**Data shown:**
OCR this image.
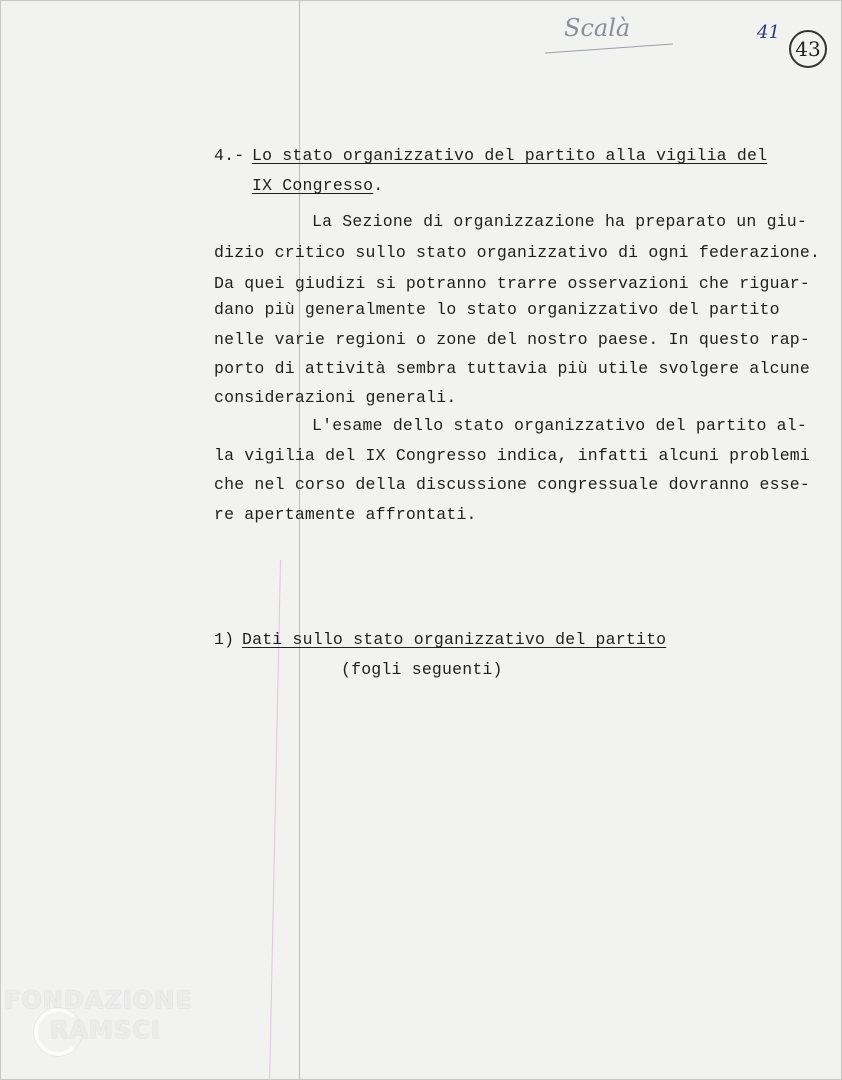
Scalà	41
43
4.- Lo stato organizzativo del partito alla vigilia del
IX Congresso.
La Sezione di organizzazione ha preparato un giu-
dizio critico sullo stato organizzativo di ogni federazione.
Da quei giudizi si potranno trarre osservazioni che riguar-
dano più generalmente lo stato organizzativo del partito
nelle varie regioni o zone del nostro paese. In questo rap-
porto di attività sembra tuttavia più utile svolgere alcune
considerazioni generali.
L'esame dello stato organizzativo del partito al-
la vigilia del IX Congresso indica, infatti alcuni problemi
che nel corso della discussione congressuale dovranno esse-
re apertamente affrontati.
1) Dati sullo stato organizzativo del partito
(fogli seguenti)
FONDAZIONE
RAMSCI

**Exercise brief:**
Take the listing and print it again exactly, but without any pictures.

**Expected answer:**
OCR this image.
Scalà	41
43
4.- Lo stato organizzativo del partito alla vigilia del
IX Congresso.
La Sezione di organizzazione ha preparato un giu-
dizio critico sullo stato organizzativo di ogni federazione.
Da quei giudizi si potranno trarre osservazioni che riguar-
dano più generalmente lo stato organizzativo del partito
nelle varie regioni o zone del nostro paese. In questo rap-
porto di attività sembra tuttavia più utile svolgere alcune
considerazioni generali.
L'esame dello stato organizzativo del partito al-
la vigilia del IX Congresso indica, infatti alcuni problemi
che nel corso della discussione congressuale dovranno esse-
re apertamente affrontati.
1) Dati sullo stato organizzativo del partito
(fogli seguenti)
FONDAZIONE
RAMSCI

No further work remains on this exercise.